> _Work instructions_
Return every line of the entries that includes the word "Floyd".

> _Excerpted data_
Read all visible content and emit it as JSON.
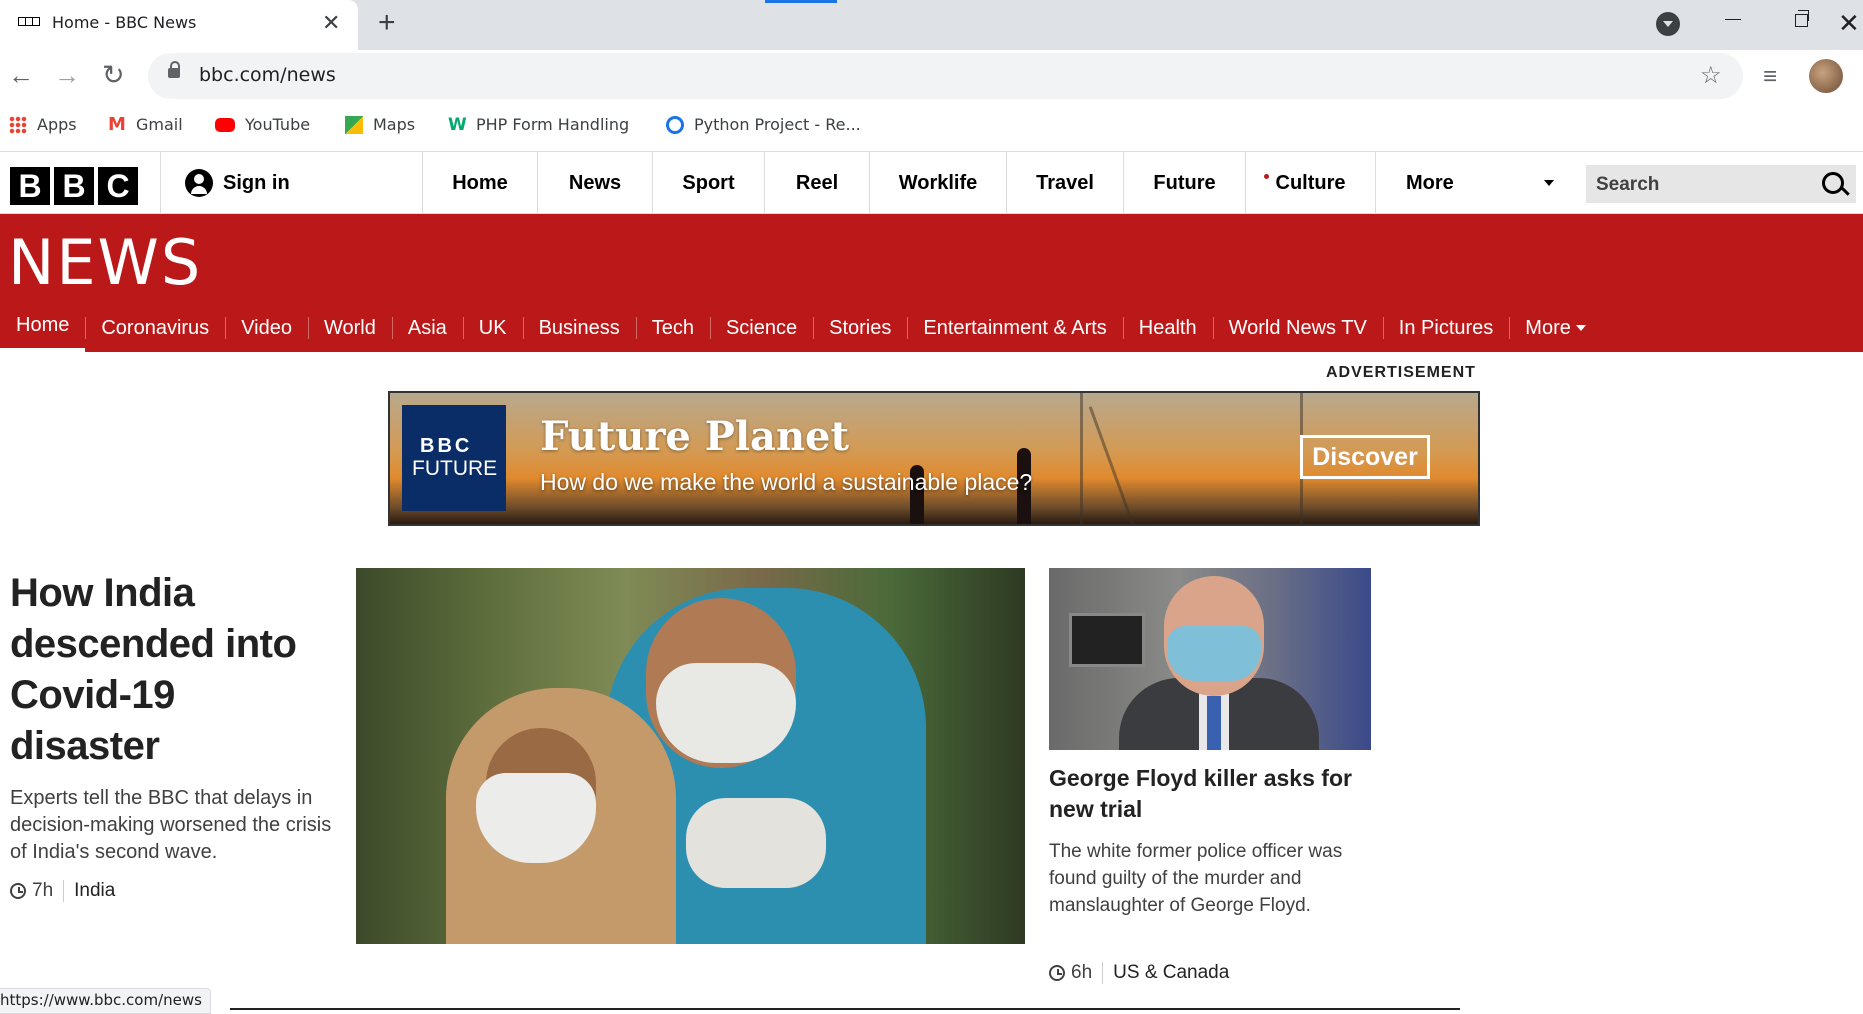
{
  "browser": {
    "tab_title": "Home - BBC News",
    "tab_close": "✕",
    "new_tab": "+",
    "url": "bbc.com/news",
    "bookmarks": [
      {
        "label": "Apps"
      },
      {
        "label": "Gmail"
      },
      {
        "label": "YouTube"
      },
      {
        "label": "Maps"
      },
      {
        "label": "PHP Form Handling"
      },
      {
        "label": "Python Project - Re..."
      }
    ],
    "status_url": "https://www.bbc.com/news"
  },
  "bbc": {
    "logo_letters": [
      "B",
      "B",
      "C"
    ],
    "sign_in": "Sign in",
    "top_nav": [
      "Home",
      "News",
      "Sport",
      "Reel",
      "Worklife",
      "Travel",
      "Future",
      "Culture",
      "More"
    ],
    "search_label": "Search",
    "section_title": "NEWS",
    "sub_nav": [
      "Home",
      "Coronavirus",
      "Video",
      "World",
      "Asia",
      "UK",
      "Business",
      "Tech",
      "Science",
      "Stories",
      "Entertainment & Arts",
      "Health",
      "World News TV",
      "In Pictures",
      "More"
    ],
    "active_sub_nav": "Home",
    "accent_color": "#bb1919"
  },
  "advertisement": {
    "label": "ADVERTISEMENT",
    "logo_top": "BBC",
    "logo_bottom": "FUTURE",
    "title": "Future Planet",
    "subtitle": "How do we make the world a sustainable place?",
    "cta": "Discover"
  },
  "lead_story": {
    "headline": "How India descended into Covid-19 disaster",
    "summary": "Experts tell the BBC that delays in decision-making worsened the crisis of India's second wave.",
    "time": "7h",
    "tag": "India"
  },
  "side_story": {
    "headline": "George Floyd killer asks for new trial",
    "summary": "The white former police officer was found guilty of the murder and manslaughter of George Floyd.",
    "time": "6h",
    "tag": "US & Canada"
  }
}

> _Answer to this task_
    "headline": "George Floyd killer asks for new trial",
    "summary": "The white former police officer was found guilty of the murder and manslaughter of George Floyd.",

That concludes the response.